*Instructions for the task*: Determine which lines of the records include the word "caderno", and copy them.

Stored items
:::::

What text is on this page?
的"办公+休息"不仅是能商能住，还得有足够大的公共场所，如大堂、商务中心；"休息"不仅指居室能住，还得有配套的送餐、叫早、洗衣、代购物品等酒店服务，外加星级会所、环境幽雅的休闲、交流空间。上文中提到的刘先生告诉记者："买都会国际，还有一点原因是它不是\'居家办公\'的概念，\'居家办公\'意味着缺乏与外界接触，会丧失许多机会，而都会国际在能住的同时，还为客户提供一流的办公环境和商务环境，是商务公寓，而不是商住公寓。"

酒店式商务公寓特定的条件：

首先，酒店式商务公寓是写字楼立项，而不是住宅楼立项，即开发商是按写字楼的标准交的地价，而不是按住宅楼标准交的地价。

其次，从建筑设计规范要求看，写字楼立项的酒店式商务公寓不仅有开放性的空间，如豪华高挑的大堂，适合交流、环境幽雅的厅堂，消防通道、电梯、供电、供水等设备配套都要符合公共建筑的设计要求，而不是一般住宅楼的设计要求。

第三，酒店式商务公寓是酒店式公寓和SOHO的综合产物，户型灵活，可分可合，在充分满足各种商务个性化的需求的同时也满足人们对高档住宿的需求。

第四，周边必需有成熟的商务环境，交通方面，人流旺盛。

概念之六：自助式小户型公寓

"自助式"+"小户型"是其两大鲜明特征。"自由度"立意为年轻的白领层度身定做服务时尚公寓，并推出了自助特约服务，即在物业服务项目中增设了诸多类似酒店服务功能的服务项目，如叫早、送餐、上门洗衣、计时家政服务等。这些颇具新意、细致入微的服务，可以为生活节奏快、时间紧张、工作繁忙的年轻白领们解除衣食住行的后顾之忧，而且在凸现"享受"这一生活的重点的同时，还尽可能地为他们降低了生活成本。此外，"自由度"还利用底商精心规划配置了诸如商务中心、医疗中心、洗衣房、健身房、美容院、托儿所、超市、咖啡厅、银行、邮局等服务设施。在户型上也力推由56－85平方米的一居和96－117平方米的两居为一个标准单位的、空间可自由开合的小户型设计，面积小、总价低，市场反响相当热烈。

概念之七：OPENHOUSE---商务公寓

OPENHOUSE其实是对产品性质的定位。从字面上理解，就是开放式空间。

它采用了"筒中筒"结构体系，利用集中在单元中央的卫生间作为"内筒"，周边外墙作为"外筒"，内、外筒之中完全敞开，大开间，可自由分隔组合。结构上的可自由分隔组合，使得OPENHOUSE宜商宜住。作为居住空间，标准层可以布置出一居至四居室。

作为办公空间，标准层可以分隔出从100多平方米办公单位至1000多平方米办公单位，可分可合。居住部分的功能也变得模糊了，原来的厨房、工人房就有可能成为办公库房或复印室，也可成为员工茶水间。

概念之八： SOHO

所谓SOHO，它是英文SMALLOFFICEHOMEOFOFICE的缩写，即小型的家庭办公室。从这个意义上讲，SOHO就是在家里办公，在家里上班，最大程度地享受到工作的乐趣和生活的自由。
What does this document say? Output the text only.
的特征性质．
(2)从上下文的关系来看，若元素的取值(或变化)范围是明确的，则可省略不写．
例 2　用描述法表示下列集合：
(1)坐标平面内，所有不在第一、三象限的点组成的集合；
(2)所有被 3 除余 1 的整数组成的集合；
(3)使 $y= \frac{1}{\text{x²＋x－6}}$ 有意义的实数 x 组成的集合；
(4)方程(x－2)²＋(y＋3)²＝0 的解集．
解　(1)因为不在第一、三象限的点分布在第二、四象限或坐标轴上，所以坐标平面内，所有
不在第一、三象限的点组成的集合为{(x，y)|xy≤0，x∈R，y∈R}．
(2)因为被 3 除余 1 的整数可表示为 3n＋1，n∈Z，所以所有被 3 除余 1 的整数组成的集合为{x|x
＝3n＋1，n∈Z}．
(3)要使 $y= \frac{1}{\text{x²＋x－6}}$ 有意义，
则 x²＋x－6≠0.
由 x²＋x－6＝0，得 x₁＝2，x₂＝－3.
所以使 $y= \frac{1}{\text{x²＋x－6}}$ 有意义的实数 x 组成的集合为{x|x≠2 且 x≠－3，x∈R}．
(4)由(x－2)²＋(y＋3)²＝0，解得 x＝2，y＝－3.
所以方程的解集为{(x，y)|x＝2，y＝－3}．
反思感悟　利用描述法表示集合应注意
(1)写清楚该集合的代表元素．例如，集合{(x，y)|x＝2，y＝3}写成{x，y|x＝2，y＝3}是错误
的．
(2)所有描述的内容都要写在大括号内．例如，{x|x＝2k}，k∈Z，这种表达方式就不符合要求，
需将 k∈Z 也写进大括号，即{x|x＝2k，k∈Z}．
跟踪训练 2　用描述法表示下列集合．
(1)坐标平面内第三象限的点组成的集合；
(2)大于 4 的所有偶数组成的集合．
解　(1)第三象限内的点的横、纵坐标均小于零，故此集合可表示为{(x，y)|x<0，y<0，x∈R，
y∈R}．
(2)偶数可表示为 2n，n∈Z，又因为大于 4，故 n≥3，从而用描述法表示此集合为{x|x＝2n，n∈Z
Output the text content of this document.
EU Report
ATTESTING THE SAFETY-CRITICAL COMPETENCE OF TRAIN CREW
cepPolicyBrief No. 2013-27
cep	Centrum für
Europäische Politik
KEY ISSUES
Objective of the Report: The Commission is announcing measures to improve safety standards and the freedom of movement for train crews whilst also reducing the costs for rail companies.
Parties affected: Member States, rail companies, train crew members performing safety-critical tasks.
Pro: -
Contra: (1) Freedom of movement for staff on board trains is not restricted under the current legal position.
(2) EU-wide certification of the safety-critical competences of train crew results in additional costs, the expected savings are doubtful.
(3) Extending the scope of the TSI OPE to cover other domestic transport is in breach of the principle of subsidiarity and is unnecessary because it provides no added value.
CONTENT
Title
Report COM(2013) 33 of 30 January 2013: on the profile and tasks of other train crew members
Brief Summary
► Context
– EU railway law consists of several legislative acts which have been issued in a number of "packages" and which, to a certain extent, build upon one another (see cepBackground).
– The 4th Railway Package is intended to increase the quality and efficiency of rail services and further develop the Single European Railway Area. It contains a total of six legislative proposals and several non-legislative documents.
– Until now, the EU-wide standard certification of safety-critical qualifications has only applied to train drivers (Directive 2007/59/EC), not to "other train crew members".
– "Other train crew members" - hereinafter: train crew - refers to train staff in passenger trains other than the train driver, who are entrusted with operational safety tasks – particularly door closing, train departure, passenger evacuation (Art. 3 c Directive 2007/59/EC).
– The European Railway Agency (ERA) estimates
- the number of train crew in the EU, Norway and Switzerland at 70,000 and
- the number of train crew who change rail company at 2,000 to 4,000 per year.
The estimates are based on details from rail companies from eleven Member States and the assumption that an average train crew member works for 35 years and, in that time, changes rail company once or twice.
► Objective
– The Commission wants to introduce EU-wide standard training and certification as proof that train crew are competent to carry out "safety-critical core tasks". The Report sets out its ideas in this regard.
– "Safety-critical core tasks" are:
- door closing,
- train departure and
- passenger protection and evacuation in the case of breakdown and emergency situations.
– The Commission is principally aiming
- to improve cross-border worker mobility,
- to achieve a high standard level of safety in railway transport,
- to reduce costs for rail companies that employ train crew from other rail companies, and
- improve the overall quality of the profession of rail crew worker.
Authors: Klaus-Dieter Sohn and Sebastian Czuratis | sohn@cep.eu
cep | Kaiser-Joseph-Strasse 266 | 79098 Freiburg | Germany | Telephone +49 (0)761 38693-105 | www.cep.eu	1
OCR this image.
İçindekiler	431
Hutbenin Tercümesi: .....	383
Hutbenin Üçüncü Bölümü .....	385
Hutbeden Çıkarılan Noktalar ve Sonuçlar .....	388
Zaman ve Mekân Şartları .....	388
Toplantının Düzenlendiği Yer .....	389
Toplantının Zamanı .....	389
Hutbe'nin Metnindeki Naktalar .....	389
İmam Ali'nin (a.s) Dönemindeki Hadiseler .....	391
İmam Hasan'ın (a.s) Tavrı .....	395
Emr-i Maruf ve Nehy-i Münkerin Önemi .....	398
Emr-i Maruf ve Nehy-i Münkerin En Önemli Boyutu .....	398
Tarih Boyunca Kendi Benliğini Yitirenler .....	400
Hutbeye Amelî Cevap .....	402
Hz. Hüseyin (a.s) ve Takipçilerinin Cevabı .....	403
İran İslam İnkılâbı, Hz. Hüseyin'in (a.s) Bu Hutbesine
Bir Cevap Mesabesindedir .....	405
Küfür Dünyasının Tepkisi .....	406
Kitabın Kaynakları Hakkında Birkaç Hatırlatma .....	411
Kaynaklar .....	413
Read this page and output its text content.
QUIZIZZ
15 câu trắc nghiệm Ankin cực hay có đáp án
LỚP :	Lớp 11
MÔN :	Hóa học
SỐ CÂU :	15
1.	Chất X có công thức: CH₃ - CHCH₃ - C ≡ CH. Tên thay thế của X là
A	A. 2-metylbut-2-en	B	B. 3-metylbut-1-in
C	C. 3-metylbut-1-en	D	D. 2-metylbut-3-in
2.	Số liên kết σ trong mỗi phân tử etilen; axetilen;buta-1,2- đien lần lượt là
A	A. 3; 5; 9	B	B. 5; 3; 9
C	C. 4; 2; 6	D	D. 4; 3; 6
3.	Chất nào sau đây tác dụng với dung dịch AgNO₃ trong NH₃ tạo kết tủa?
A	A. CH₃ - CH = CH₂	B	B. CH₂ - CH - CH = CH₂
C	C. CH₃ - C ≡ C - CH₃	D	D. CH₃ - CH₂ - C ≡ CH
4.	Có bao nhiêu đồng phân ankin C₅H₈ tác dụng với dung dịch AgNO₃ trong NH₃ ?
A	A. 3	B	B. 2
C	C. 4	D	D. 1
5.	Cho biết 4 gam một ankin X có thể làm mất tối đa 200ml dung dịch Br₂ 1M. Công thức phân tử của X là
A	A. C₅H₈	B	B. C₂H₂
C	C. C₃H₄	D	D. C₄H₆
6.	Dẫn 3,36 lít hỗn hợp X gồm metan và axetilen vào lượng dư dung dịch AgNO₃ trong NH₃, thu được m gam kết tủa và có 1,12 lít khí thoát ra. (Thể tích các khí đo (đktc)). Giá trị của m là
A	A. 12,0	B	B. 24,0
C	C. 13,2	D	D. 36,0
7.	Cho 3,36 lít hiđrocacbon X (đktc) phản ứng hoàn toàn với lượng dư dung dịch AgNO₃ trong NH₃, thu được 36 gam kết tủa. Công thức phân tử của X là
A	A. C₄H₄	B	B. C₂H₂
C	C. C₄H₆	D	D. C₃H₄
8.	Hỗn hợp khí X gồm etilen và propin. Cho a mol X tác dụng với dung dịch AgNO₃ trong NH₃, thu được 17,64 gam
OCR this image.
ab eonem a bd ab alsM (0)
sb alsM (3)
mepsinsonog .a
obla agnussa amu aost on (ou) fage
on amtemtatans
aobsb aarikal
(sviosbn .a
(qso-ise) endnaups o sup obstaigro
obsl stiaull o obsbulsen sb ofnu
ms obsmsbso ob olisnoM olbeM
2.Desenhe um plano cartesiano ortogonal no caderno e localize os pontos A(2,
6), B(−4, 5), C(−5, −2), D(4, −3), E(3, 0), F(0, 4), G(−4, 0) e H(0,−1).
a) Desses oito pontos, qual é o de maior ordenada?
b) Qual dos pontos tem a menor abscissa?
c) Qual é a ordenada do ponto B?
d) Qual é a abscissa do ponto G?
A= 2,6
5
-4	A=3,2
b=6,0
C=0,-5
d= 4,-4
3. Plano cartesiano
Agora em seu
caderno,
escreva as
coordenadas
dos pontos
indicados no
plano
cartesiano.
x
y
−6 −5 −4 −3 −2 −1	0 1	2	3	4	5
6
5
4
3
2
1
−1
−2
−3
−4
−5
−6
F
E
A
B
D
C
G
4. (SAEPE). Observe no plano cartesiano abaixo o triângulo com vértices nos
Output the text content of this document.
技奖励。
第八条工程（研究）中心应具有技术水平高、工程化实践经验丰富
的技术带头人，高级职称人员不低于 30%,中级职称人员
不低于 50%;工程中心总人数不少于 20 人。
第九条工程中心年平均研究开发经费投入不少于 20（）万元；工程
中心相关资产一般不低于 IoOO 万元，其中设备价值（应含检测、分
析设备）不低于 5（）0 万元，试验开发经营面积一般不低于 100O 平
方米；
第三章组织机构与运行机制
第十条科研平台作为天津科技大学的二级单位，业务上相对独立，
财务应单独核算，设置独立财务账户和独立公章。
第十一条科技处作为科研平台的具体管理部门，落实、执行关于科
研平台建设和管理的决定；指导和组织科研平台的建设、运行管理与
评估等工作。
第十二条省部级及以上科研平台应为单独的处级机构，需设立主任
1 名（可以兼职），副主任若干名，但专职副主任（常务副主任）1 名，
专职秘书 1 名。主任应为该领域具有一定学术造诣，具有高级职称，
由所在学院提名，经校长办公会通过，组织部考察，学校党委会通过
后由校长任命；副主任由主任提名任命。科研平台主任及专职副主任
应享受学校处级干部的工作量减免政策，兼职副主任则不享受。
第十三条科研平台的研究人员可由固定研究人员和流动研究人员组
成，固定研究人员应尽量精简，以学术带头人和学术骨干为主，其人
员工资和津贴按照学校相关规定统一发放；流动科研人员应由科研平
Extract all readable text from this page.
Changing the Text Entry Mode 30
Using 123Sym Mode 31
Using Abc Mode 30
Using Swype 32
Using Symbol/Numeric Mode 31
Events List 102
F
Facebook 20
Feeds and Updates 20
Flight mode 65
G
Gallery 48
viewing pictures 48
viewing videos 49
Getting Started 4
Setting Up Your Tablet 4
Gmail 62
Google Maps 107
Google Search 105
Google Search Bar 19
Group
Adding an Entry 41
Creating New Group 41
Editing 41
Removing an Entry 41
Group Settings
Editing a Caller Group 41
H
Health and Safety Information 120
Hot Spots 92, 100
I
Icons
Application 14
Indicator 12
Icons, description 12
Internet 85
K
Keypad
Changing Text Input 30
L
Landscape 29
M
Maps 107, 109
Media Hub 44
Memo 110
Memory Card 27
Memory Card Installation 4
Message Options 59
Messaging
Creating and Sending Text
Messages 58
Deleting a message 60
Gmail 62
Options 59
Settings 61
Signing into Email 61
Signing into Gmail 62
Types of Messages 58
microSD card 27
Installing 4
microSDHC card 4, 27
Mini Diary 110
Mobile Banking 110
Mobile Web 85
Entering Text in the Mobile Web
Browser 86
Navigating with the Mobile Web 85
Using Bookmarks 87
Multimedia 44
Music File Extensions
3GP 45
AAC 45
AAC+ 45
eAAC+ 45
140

:::::

*Reply*:
2.Desenhe um plano cartesiano ortogonal no caderno e localize os pontos A(2,
caderno,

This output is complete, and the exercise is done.